[Stored data entries]
[start]

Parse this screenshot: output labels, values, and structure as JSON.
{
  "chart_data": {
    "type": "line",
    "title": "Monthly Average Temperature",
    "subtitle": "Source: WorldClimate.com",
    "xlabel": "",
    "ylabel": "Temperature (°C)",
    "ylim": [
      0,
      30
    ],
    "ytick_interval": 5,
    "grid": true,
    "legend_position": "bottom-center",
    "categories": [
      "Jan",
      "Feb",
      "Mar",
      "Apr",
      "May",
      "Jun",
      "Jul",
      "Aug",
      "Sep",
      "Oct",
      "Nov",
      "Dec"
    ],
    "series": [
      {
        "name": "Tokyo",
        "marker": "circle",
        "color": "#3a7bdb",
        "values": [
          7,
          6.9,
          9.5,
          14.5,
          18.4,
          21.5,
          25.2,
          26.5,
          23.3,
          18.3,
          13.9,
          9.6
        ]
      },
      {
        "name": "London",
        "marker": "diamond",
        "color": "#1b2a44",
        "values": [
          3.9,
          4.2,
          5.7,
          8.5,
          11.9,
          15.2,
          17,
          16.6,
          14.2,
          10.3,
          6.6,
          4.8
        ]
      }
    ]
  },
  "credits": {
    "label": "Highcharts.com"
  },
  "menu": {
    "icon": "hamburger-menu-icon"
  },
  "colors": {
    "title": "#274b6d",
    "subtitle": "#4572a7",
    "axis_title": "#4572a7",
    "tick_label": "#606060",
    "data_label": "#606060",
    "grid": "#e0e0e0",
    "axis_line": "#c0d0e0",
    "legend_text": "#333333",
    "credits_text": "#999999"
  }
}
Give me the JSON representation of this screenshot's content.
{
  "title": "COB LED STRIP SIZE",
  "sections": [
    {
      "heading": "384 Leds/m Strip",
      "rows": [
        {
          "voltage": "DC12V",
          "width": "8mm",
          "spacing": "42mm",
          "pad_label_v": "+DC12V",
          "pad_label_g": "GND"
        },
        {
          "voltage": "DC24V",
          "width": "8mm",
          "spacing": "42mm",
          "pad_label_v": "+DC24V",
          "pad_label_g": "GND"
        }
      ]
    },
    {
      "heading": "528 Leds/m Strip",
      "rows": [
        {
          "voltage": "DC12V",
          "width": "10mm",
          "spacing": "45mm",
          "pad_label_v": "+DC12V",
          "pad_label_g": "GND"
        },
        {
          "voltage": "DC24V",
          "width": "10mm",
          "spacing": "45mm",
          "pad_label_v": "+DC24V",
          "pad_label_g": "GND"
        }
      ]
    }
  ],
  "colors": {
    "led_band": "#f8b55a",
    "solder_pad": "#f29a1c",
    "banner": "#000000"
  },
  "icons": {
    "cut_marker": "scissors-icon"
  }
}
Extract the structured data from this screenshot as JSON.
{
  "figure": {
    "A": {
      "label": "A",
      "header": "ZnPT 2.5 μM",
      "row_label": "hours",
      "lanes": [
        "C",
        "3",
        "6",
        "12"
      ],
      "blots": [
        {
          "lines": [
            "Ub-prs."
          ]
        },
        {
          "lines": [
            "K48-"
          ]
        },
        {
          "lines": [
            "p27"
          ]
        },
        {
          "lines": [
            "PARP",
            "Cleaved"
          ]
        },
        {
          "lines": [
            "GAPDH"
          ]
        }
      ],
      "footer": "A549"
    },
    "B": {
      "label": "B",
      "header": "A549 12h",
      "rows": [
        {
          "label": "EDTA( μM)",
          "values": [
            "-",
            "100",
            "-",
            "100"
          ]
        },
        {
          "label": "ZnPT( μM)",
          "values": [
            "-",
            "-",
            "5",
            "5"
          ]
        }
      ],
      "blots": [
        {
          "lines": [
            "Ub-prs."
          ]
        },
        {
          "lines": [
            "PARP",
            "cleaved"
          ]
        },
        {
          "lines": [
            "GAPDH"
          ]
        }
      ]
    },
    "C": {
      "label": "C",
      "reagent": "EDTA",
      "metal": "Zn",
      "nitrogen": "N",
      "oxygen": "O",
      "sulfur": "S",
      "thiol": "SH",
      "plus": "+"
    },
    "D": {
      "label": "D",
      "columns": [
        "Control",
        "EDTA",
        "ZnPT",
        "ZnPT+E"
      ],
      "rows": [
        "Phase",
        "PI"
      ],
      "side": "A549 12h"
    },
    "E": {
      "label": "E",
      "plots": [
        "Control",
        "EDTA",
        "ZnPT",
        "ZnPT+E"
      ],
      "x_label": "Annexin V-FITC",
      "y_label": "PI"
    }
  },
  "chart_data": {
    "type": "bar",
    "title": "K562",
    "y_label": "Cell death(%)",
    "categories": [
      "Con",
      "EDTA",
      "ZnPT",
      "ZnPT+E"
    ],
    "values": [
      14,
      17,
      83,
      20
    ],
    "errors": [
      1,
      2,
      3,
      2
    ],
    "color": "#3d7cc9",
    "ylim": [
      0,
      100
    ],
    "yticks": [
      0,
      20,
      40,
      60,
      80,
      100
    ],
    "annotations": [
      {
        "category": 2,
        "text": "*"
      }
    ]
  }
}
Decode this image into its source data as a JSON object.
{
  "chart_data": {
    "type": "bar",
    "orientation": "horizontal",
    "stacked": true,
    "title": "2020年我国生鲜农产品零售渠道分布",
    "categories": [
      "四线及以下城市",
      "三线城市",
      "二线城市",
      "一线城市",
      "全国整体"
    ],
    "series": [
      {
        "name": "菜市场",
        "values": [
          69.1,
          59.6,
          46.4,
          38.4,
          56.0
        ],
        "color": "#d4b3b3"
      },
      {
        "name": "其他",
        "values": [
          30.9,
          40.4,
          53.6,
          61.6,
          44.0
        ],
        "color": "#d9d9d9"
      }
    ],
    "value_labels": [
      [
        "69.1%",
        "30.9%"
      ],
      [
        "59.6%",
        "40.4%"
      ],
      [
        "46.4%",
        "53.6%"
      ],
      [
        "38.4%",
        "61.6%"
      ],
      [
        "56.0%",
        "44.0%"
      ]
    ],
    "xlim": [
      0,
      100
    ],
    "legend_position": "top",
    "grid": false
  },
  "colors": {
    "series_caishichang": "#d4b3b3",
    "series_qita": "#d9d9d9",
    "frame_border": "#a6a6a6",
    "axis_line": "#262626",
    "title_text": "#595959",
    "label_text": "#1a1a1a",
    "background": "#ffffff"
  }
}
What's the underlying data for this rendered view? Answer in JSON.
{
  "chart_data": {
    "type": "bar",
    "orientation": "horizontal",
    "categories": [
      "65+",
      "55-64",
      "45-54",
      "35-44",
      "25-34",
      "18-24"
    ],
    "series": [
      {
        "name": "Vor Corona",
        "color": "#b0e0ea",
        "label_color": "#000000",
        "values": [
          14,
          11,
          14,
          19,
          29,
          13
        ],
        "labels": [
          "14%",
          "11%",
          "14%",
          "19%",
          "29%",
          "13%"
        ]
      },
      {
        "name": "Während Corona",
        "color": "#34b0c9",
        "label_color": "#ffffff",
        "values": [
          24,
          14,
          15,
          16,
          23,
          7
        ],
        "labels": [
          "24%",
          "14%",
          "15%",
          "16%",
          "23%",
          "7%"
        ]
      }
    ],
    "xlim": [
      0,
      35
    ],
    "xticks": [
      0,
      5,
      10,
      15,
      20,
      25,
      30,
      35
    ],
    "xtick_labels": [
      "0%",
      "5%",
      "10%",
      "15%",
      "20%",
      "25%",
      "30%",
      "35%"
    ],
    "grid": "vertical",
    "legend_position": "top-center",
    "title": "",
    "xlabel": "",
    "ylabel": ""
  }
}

[end]

§ **Aim of the task**:
Type out the material again exactly as presented.

§ **Written reply**:
Parse this screenshot: output labels, values, and structure as JSON.
{
  "chart_data": {
    "type": "line",
    "title": "Monthly Average Temperature",
    "subtitle": "Source: WorldClimate.com",
    "xlabel": "",
    "ylabel": "Temperature (°C)",
    "ylim": [
      0,
      30
    ],
    "ytick_interval": 5,
    "grid": true,
    "legend_position": "bottom-center",
    "categories": [
      "Jan",
      "Feb",
      "Mar",
      "Apr",
      "May",
      "Jun",
      "Jul",
      "Aug",
      "Sep",
      "Oct",
      "Nov",
      "Dec"
    ],
    "series": [
      {
        "name": "Tokyo",
        "marker": "circle",
        "color": "#3a7bdb",
        "values": [
          7,
          6.9,
          9.5,
          14.5,
          18.4,
          21.5,
          25.2,
          26.5,
          23.3,
          18.3,
          13.9,
          9.6
        ]
      },
      {
        "name": "London",
        "marker": "diamond",
        "color": "#1b2a44",
        "values": [
          3.9,
          4.2,
          5.7,
          8.5,
          11.9,
          15.2,
          17,
          16.6,
          14.2,
          10.3,
          6.6,
          4.8
        ]
      }
    ]
  },
  "credits": {
    "label": "Highcharts.com"
  },
  "menu": {
    "icon": "hamburger-menu-icon"
  },
  "colors": {
    "title": "#274b6d",
    "subtitle": "#4572a7",
    "axis_title": "#4572a7",
    "tick_label": "#606060",
    "data_label": "#606060",
    "grid": "#e0e0e0",
    "axis_line": "#c0d0e0",
    "legend_text": "#333333",
    "credits_text": "#999999"
  }
}
Give me the JSON representation of this screenshot's content.
{
  "title": "COB LED STRIP SIZE",
  "sections": [
    {
      "heading": "384 Leds/m Strip",
      "rows": [
        {
          "voltage": "DC12V",
          "width": "8mm",
          "spacing": "42mm",
          "pad_label_v": "+DC12V",
          "pad_label_g": "GND"
        },
        {
          "voltage": "DC24V",
          "width": "8mm",
          "spacing": "42mm",
          "pad_label_v": "+DC24V",
          "pad_label_g": "GND"
        }
      ]
    },
    {
      "heading": "528 Leds/m Strip",
      "rows": [
        {
          "voltage": "DC12V",
          "width": "10mm",
          "spacing": "45mm",
          "pad_label_v": "+DC12V",
          "pad_label_g": "GND"
        },
        {
          "voltage": "DC24V",
          "width": "10mm",
          "spacing": "45mm",
          "pad_label_v": "+DC24V",
          "pad_label_g": "GND"
        }
      ]
    }
  ],
  "colors": {
    "led_band": "#f8b55a",
    "solder_pad": "#f29a1c",
    "banner": "#000000"
  },
  "icons": {
    "cut_marker": "scissors-icon"
  }
}
Extract the structured data from this screenshot as JSON.
{
  "figure": {
    "A": {
      "label": "A",
      "header": "ZnPT 2.5 μM",
      "row_label": "hours",
      "lanes": [
        "C",
        "3",
        "6",
        "12"
      ],
      "blots": [
        {
          "lines": [
            "Ub-prs."
          ]
        },
        {
          "lines": [
            "K48-"
          ]
        },
        {
          "lines": [
            "p27"
          ]
        },
        {
          "lines": [
            "PARP",
            "Cleaved"
          ]
        },
        {
          "lines": [
            "GAPDH"
          ]
        }
      ],
      "footer": "A549"
    },
    "B": {
      "label": "B",
      "header": "A549 12h",
      "rows": [
        {
          "label": "EDTA( μM)",
          "values": [
            "-",
            "100",
            "-",
            "100"
          ]
        },
        {
          "label": "ZnPT( μM)",
          "values": [
            "-",
            "-",
            "5",
            "5"
          ]
        }
      ],
      "blots": [
        {
          "lines": [
            "Ub-prs."
          ]
        },
        {
          "lines": [
            "PARP",
            "cleaved"
          ]
        },
        {
          "lines": [
            "GAPDH"
          ]
        }
      ]
    },
    "C": {
      "label": "C",
      "reagent": "EDTA",
      "metal": "Zn",
      "nitrogen": "N",
      "oxygen": "O",
      "sulfur": "S",
      "thiol": "SH",
      "plus": "+"
    },
    "D": {
      "label": "D",
      "columns": [
        "Control",
        "EDTA",
        "ZnPT",
        "ZnPT+E"
      ],
      "rows": [
        "Phase",
        "PI"
      ],
      "side": "A549 12h"
    },
    "E": {
      "label": "E",
      "plots": [
        "Control",
        "EDTA",
        "ZnPT",
        "ZnPT+E"
      ],
      "x_label": "Annexin V-FITC",
      "y_label": "PI"
    }
  },
  "chart_data": {
    "type": "bar",
    "title": "K562",
    "y_label": "Cell death(%)",
    "categories": [
      "Con",
      "EDTA",
      "ZnPT",
      "ZnPT+E"
    ],
    "values": [
      14,
      17,
      83,
      20
    ],
    "errors": [
      1,
      2,
      3,
      2
    ],
    "color": "#3d7cc9",
    "ylim": [
      0,
      100
    ],
    "yticks": [
      0,
      20,
      40,
      60,
      80,
      100
    ],
    "annotations": [
      {
        "category": 2,
        "text": "*"
      }
    ]
  }
}
Decode this image into its source data as a JSON object.
{
  "chart_data": {
    "type": "bar",
    "orientation": "horizontal",
    "stacked": true,
    "title": "2020年我国生鲜农产品零售渠道分布",
    "categories": [
      "四线及以下城市",
      "三线城市",
      "二线城市",
      "一线城市",
      "全国整体"
    ],
    "series": [
      {
        "name": "菜市场",
        "values": [
          69.1,
          59.6,
          46.4,
          38.4,
          56.0
        ],
        "color": "#d4b3b3"
      },
      {
        "name": "其他",
        "values": [
          30.9,
          40.4,
          53.6,
          61.6,
          44.0
        ],
        "color": "#d9d9d9"
      }
    ],
    "value_labels": [
      [
        "69.1%",
        "30.9%"
      ],
      [
        "59.6%",
        "40.4%"
      ],
      [
        "46.4%",
        "53.6%"
      ],
      [
        "38.4%",
        "61.6%"
      ],
      [
        "56.0%",
        "44.0%"
      ]
    ],
    "xlim": [
      0,
      100
    ],
    "legend_position": "top",
    "grid": false
  },
  "colors": {
    "series_caishichang": "#d4b3b3",
    "series_qita": "#d9d9d9",
    "frame_border": "#a6a6a6",
    "axis_line": "#262626",
    "title_text": "#595959",
    "label_text": "#1a1a1a",
    "background": "#ffffff"
  }
}
What's the underlying data for this rendered view? Answer in JSON.
{
  "chart_data": {
    "type": "bar",
    "orientation": "horizontal",
    "categories": [
      "65+",
      "55-64",
      "45-54",
      "35-44",
      "25-34",
      "18-24"
    ],
    "series": [
      {
        "name": "Vor Corona",
        "color": "#b0e0ea",
        "label_color": "#000000",
        "values": [
          14,
          11,
          14,
          19,
          29,
          13
        ],
        "labels": [
          "14%",
          "11%",
          "14%",
          "19%",
          "29%",
          "13%"
        ]
      },
      {
        "name": "Während Corona",
        "color": "#34b0c9",
        "label_color": "#ffffff",
        "values": [
          24,
          14,
          15,
          16,
          23,
          7
        ],
        "labels": [
          "24%",
          "14%",
          "15%",
          "16%",
          "23%",
          "7%"
        ]
      }
    ],
    "xlim": [
      0,
      35
    ],
    "xticks": [
      0,
      5,
      10,
      15,
      20,
      25,
      30,
      35
    ],
    "xtick_labels": [
      "0%",
      "5%",
      "10%",
      "15%",
      "20%",
      "25%",
      "30%",
      "35%"
    ],
    "grid": "vertical",
    "legend_position": "top-center",
    "title": "",
    "xlabel": "",
    "ylabel": ""
  }
}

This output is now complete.